Problem >> Gather every line of the rows below that contains the string "neighbours", and copy each one in full. Case counts.

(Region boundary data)
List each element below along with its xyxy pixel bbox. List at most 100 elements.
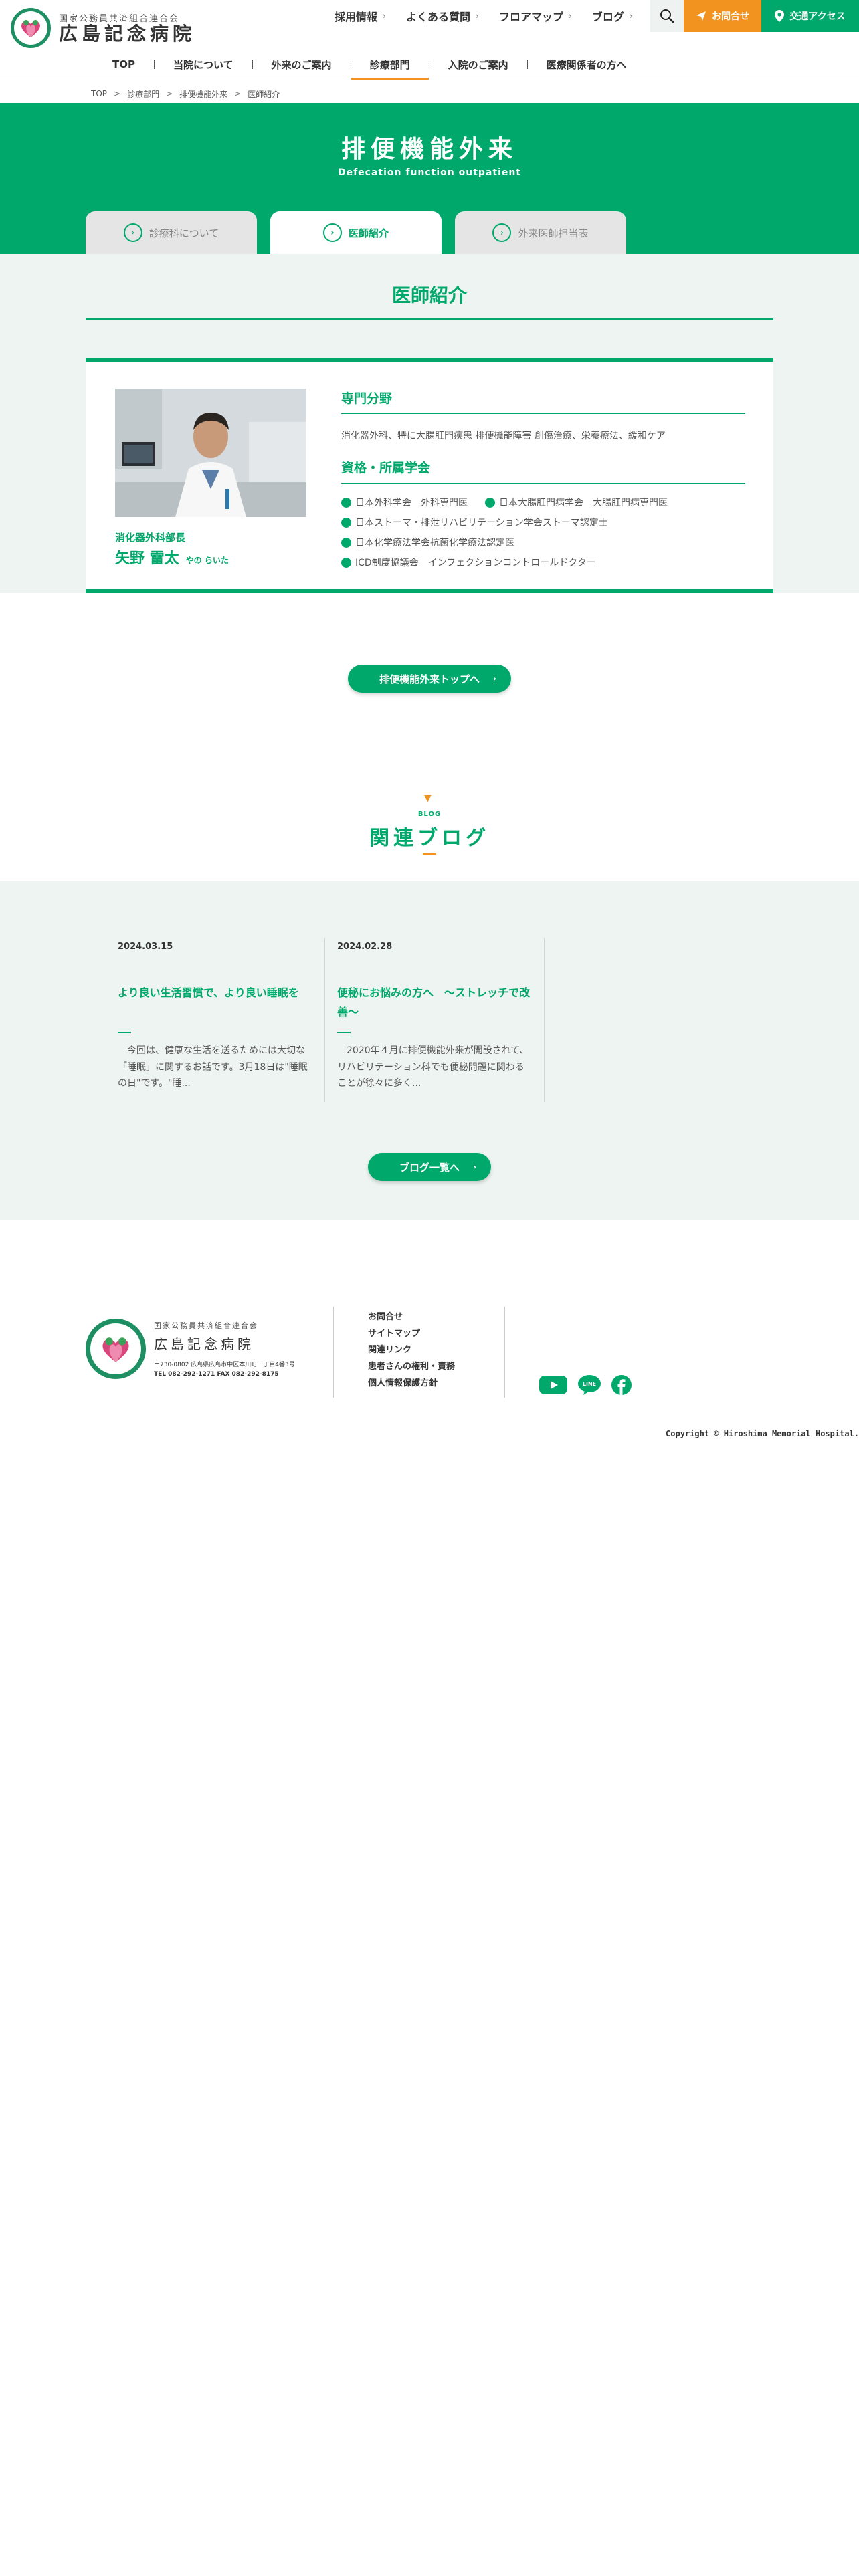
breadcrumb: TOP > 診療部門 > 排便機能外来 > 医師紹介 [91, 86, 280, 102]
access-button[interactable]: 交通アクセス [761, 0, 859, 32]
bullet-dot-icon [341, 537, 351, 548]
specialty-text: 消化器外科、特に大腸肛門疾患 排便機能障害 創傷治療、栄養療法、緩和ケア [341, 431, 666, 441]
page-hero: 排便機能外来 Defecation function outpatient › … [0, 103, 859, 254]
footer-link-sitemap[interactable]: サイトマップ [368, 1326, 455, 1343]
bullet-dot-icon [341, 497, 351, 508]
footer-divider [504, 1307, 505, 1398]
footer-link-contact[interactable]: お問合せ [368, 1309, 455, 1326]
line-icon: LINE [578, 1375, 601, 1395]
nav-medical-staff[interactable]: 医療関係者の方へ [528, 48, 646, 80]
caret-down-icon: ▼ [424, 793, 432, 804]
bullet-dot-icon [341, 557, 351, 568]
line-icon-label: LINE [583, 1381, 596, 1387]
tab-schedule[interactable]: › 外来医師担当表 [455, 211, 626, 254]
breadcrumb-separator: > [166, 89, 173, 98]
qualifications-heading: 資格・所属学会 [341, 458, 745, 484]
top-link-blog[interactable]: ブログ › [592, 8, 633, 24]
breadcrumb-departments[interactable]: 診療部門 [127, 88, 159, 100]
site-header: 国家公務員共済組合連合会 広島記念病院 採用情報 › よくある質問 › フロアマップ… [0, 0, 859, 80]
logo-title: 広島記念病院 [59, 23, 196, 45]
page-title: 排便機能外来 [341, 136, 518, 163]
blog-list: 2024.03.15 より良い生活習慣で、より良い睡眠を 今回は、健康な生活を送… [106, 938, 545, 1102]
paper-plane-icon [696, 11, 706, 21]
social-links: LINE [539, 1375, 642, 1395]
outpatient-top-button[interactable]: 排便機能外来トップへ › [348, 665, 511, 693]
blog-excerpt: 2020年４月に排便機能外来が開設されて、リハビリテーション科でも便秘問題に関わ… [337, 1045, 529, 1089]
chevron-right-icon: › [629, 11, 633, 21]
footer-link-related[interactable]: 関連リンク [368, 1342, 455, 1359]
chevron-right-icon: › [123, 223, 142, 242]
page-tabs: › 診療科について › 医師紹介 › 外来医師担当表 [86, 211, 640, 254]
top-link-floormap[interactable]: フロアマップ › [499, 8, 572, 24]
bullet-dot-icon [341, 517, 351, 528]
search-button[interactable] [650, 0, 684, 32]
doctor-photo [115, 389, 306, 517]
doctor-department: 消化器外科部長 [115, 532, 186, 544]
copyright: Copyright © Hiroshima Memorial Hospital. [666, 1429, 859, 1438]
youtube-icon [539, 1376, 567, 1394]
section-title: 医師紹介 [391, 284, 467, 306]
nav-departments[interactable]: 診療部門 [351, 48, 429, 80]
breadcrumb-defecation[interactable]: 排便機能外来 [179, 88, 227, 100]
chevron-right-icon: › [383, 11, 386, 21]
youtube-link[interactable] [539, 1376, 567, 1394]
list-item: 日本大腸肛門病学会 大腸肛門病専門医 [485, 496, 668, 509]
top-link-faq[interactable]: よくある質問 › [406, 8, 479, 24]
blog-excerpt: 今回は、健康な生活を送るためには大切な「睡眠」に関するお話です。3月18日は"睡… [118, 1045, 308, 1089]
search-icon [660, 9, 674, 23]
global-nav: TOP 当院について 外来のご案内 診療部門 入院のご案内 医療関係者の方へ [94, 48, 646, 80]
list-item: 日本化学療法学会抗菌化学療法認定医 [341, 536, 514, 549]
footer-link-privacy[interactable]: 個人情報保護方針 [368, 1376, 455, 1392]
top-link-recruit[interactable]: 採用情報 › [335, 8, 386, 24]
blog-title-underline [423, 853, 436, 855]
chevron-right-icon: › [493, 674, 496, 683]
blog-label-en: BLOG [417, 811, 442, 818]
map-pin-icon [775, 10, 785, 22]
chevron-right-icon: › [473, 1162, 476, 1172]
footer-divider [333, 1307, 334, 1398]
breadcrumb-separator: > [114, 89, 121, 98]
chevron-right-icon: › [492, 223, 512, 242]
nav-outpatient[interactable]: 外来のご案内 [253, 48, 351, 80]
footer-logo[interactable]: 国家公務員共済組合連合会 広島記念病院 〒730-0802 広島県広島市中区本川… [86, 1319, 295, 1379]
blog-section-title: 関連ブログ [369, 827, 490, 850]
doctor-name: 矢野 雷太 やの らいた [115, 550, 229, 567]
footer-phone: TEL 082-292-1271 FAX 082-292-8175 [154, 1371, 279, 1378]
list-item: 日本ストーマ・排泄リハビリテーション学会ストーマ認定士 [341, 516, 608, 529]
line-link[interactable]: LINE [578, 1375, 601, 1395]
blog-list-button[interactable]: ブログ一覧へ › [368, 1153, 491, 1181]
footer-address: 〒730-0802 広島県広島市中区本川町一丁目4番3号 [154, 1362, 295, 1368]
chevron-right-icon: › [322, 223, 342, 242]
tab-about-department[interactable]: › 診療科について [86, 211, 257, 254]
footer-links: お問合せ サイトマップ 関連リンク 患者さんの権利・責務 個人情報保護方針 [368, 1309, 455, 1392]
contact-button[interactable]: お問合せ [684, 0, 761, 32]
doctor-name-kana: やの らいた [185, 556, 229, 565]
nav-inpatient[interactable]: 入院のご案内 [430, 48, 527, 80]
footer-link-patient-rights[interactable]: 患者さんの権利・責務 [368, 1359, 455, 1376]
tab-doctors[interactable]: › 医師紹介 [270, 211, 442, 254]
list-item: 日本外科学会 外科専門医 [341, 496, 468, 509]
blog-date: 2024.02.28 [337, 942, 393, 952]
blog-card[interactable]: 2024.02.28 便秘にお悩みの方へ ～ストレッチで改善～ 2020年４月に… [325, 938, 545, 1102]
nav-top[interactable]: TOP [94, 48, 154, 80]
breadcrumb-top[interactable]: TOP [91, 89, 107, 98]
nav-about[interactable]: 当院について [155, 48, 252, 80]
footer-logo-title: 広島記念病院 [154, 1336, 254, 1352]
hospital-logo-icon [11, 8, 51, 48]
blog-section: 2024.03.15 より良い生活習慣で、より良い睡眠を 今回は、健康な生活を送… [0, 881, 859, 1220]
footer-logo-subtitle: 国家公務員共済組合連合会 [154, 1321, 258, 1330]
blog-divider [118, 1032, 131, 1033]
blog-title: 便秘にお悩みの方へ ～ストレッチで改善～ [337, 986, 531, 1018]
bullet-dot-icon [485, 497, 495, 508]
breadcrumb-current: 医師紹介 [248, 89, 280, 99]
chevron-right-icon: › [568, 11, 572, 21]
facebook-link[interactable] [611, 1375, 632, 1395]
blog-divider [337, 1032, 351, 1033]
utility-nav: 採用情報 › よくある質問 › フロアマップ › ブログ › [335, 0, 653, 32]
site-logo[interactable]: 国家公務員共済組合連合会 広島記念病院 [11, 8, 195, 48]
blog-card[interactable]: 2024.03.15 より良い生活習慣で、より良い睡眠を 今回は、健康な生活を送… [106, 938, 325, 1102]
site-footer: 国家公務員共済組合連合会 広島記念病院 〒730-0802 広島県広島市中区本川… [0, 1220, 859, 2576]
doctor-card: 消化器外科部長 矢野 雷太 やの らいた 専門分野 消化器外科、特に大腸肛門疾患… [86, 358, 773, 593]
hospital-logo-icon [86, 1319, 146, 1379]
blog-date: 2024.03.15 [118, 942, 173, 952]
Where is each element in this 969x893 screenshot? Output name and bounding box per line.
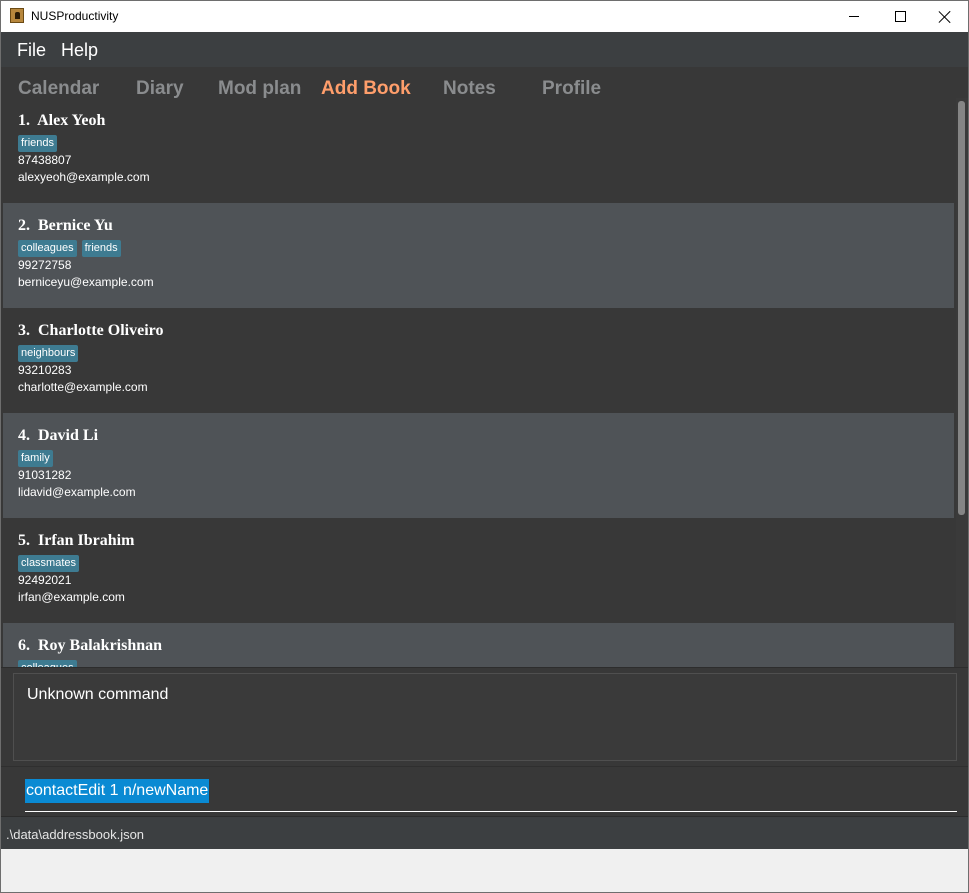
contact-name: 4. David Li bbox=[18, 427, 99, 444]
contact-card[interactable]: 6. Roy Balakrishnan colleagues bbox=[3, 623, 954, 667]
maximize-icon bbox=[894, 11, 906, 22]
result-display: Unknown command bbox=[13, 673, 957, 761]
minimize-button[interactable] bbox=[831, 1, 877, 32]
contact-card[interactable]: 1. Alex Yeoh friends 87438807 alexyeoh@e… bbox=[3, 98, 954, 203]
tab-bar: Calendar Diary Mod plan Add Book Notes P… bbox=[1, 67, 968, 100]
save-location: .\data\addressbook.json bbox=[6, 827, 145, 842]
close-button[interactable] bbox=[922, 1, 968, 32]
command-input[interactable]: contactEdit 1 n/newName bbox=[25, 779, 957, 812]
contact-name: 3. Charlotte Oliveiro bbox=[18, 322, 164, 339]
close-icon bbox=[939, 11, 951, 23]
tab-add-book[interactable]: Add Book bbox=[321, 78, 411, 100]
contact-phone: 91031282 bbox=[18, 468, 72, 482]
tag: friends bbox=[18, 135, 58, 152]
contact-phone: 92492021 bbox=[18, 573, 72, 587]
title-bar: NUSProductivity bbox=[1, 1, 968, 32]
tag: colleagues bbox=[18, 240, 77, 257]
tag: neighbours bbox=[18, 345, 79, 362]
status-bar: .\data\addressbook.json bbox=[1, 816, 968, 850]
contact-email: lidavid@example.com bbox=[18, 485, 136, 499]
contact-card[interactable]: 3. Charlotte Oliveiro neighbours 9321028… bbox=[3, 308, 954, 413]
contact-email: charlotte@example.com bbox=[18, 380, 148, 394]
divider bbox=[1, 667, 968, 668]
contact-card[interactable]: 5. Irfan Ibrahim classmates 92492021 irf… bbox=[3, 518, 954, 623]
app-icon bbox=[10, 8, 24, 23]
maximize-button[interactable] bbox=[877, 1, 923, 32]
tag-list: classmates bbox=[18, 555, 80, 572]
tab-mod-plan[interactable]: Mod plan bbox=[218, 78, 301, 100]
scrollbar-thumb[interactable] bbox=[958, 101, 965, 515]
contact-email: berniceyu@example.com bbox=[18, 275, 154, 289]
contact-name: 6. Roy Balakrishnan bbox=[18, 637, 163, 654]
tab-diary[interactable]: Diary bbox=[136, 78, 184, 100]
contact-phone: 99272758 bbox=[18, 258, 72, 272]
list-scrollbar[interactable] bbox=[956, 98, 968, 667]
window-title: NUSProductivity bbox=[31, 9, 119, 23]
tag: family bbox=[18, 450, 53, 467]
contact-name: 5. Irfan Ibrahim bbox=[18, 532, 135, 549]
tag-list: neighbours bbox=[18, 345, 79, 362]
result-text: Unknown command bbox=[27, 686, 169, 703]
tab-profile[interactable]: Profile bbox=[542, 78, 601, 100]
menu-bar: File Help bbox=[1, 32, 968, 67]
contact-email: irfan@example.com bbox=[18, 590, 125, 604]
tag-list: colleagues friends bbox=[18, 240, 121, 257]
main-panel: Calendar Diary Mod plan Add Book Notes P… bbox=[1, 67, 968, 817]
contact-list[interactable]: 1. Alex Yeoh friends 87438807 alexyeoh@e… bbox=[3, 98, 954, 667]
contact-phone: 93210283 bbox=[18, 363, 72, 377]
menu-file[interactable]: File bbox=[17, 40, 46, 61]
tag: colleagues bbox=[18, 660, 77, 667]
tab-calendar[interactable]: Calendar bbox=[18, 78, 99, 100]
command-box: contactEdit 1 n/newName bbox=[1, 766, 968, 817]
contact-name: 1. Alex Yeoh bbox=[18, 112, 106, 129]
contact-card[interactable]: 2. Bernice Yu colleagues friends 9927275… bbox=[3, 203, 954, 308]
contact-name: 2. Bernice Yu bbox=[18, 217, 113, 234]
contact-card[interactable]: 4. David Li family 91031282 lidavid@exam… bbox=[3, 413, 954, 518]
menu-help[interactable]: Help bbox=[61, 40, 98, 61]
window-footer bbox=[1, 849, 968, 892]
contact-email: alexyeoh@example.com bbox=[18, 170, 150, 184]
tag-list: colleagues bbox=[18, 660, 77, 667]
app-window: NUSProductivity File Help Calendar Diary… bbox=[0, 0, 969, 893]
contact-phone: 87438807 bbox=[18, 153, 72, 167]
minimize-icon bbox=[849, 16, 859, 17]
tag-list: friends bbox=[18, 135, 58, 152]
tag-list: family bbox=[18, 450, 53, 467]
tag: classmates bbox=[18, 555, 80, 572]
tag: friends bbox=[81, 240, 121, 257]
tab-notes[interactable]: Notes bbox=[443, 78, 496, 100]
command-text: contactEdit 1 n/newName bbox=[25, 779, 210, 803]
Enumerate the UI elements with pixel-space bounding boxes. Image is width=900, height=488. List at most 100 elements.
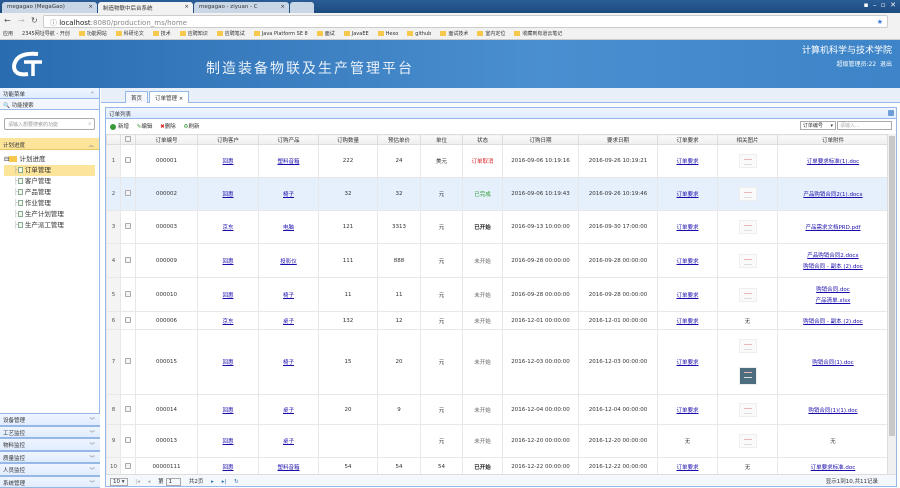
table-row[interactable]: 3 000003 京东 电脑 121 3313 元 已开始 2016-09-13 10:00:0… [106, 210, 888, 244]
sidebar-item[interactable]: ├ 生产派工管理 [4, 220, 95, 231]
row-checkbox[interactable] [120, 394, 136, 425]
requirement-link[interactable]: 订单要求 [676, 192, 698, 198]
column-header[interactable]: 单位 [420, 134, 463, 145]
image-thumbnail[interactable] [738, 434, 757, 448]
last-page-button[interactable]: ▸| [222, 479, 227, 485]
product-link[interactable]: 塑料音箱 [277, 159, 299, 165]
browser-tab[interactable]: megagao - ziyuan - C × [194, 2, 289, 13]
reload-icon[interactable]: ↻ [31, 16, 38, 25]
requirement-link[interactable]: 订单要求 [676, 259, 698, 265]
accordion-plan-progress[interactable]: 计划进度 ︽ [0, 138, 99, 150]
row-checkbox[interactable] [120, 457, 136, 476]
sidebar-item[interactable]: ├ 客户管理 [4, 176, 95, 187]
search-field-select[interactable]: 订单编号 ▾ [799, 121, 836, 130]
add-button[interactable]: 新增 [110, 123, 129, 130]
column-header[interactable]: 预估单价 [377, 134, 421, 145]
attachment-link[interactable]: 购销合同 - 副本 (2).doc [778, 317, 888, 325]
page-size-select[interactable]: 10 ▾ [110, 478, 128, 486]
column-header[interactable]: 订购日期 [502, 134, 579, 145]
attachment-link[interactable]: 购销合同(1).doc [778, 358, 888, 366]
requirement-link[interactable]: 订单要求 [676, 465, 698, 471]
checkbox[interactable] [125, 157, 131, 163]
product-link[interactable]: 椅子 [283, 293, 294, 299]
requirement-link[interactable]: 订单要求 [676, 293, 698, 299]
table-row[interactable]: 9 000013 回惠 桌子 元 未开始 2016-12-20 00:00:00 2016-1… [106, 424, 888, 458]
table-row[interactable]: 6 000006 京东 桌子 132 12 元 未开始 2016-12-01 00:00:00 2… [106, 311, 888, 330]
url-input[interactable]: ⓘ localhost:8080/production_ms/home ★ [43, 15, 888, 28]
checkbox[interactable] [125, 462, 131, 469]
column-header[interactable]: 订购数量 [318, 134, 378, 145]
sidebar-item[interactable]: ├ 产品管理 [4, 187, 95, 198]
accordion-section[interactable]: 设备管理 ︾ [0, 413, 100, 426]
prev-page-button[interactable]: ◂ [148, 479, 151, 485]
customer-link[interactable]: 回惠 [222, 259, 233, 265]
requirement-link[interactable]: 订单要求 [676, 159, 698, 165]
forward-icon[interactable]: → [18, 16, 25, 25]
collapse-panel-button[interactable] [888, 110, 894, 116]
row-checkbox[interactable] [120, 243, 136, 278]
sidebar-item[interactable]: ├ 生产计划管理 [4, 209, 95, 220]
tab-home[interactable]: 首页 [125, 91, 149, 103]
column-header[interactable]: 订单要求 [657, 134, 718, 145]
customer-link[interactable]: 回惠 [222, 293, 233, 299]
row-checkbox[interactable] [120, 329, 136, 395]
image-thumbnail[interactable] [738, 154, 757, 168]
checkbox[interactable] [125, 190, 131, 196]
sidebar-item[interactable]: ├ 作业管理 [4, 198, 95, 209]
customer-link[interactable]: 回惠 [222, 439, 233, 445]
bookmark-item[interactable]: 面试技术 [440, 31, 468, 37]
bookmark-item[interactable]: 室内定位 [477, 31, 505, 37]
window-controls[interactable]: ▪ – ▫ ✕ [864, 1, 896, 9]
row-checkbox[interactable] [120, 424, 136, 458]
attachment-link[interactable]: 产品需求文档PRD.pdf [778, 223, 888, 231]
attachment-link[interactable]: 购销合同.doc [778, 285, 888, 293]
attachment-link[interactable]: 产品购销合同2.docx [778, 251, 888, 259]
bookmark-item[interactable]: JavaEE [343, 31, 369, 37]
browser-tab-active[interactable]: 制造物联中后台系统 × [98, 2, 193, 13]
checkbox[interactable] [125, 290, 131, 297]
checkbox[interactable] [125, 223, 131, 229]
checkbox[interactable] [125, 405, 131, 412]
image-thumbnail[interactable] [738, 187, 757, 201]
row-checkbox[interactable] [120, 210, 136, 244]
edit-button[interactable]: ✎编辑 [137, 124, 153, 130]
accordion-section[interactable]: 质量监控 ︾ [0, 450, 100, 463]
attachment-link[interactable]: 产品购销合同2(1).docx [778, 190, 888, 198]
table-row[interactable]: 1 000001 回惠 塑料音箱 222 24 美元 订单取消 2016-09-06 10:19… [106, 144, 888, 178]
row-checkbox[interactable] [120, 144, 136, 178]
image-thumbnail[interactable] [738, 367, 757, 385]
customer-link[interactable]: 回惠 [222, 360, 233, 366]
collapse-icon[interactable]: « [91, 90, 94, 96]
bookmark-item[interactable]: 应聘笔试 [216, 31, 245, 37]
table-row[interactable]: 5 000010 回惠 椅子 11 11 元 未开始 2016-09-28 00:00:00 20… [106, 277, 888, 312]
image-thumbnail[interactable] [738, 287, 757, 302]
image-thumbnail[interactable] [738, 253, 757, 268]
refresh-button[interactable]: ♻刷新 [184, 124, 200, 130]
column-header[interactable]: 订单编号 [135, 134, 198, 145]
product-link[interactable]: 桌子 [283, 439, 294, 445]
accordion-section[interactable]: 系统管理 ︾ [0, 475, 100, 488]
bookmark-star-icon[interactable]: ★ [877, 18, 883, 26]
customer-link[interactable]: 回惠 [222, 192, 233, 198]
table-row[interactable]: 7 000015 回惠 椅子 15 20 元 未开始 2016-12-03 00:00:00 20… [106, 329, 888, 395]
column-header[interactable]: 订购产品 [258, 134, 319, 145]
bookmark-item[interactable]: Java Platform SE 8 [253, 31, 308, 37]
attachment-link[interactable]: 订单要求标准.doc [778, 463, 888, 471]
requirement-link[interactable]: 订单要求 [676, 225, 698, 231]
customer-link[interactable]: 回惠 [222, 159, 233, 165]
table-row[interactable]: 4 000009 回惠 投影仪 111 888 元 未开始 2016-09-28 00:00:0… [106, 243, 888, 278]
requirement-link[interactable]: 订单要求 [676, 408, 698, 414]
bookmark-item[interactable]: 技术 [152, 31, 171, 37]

Solution to this problem >>
tag: neighbours bbox=[18, 345, 79, 362]
contact-card[interactable]: 3. Charlotte Oliveiro neighbours 9321028… bbox=[3, 308, 954, 413]
tag-list: neighbours bbox=[18, 345, 79, 362]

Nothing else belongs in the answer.